Items from a figure collection

####################

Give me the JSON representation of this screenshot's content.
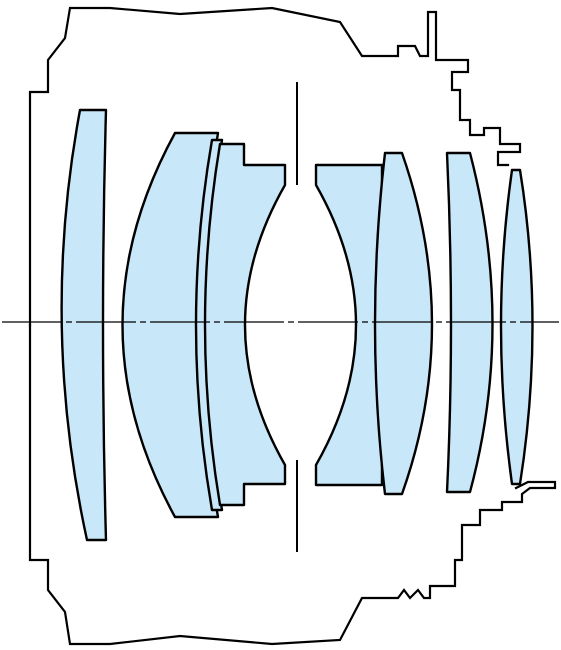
{
  "diagram": {
    "type": "lens-cross-section",
    "colors": {
      "glass": "#c8e7f8",
      "line": "#000000",
      "background": "#ffffff"
    },
    "elements": [
      {
        "name": "element-1",
        "shape": "positive-meniscus"
      },
      {
        "name": "element-2",
        "shape": "positive-meniscus"
      },
      {
        "name": "element-3",
        "shape": "cemented-thin"
      },
      {
        "name": "element-4",
        "shape": "negative-meniscus"
      },
      {
        "name": "element-5",
        "shape": "negative-meniscus"
      },
      {
        "name": "element-6",
        "shape": "biconvex"
      },
      {
        "name": "element-7",
        "shape": "positive-meniscus"
      },
      {
        "name": "element-8",
        "shape": "biconvex"
      }
    ]
  }
}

####################

* **Required work**
Transcribe every entry word for word, but skip the pictures.

* **Full output**
Give me the JSON representation of this screenshot's content.
{
  "diagram": {
    "type": "lens-cross-section",
    "colors": {
      "glass": "#c8e7f8",
      "line": "#000000",
      "background": "#ffffff"
    },
    "elements": [
      {
        "name": "element-1",
        "shape": "positive-meniscus"
      },
      {
        "name": "element-2",
        "shape": "positive-meniscus"
      },
      {
        "name": "element-3",
        "shape": "cemented-thin"
      },
      {
        "name": "element-4",
        "shape": "negative-meniscus"
      },
      {
        "name": "element-5",
        "shape": "negative-meniscus"
      },
      {
        "name": "element-6",
        "shape": "biconvex"
      },
      {
        "name": "element-7",
        "shape": "positive-meniscus"
      },
      {
        "name": "element-8",
        "shape": "biconvex"
      }
    ]
  }
}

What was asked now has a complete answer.